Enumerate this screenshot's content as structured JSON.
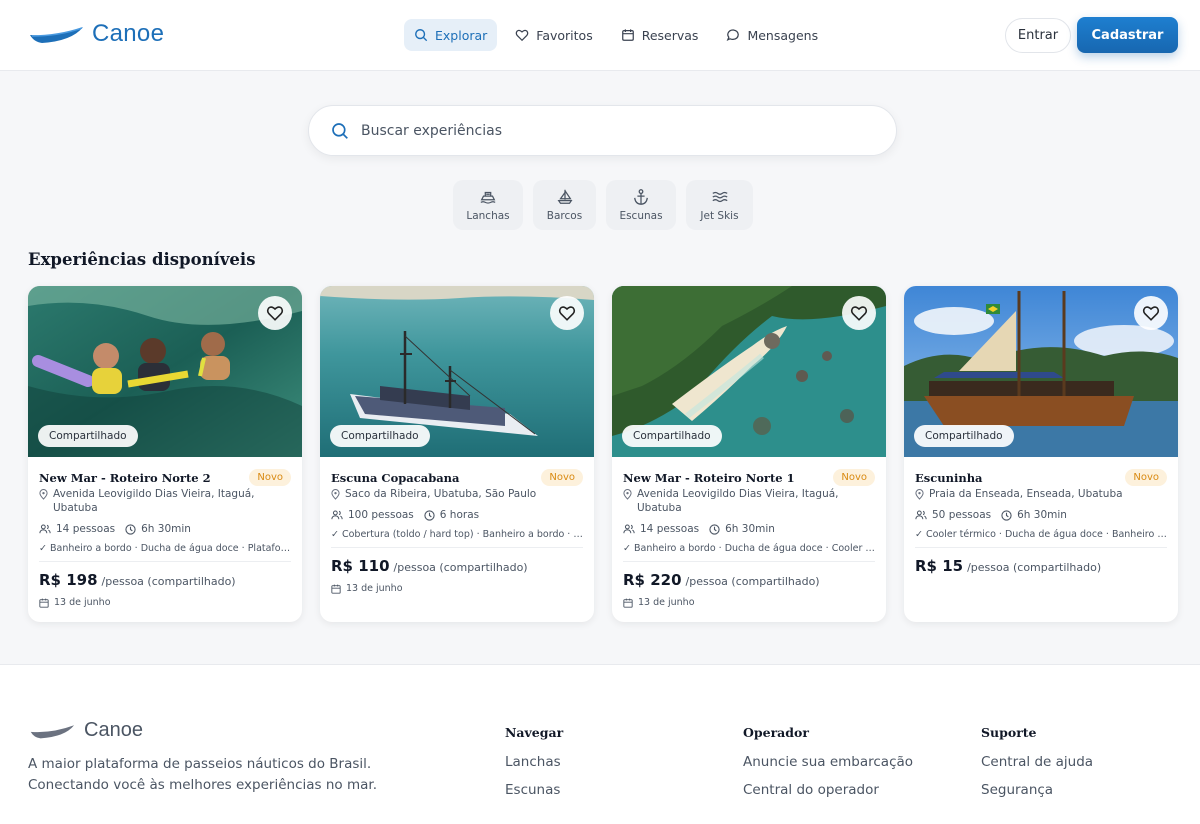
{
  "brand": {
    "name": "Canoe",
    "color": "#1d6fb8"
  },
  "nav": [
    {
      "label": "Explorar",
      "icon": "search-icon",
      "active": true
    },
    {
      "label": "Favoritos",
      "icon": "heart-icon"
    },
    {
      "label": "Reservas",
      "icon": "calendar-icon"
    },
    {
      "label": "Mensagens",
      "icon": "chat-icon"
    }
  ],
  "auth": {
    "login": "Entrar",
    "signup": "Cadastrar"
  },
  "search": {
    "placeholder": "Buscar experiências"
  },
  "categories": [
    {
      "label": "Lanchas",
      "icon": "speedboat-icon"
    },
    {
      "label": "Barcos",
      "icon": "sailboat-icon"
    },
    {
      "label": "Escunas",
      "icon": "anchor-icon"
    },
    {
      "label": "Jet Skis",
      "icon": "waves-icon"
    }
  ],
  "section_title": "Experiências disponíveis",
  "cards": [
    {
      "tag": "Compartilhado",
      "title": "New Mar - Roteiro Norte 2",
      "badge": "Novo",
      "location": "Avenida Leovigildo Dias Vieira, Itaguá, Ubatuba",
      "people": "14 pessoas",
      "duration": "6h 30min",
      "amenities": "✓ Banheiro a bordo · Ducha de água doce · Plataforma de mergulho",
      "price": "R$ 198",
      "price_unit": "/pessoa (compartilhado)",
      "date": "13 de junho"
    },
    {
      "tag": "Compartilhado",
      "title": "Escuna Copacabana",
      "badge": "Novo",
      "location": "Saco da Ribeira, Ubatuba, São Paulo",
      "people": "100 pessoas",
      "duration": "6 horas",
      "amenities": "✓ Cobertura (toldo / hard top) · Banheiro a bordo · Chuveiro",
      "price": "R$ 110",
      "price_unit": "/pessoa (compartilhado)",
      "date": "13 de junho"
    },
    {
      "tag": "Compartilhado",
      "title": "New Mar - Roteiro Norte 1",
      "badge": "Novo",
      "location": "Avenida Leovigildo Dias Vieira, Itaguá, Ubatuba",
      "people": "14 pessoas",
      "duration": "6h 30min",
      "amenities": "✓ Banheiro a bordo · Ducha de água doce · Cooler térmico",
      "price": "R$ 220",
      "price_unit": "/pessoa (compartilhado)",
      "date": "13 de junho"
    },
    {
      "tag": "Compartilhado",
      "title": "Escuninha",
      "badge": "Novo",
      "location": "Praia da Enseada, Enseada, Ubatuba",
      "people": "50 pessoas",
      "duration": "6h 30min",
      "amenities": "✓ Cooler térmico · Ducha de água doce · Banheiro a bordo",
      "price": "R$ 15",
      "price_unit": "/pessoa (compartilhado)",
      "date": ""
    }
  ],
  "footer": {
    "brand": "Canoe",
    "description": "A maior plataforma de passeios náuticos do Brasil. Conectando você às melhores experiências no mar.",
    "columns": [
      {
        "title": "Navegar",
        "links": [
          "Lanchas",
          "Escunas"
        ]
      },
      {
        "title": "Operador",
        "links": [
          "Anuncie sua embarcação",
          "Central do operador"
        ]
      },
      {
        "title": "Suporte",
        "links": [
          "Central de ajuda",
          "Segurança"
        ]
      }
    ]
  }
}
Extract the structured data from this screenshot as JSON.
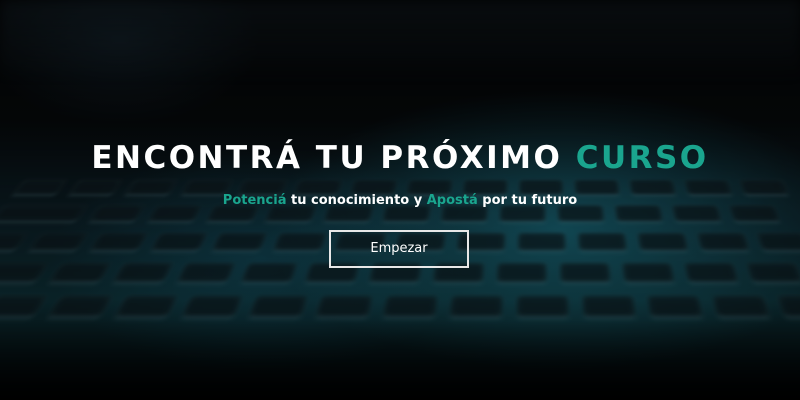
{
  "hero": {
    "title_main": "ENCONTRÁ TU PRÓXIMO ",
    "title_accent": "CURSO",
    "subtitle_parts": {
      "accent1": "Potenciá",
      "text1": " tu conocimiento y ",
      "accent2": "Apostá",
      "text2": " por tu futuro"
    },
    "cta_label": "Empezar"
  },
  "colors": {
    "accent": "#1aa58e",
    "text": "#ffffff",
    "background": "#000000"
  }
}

-=-=-

INSTRUCTION ▸
Tell how many lines of the material above hold "bordo", answering with a bare number.

RESPONSE BELOW ▸
4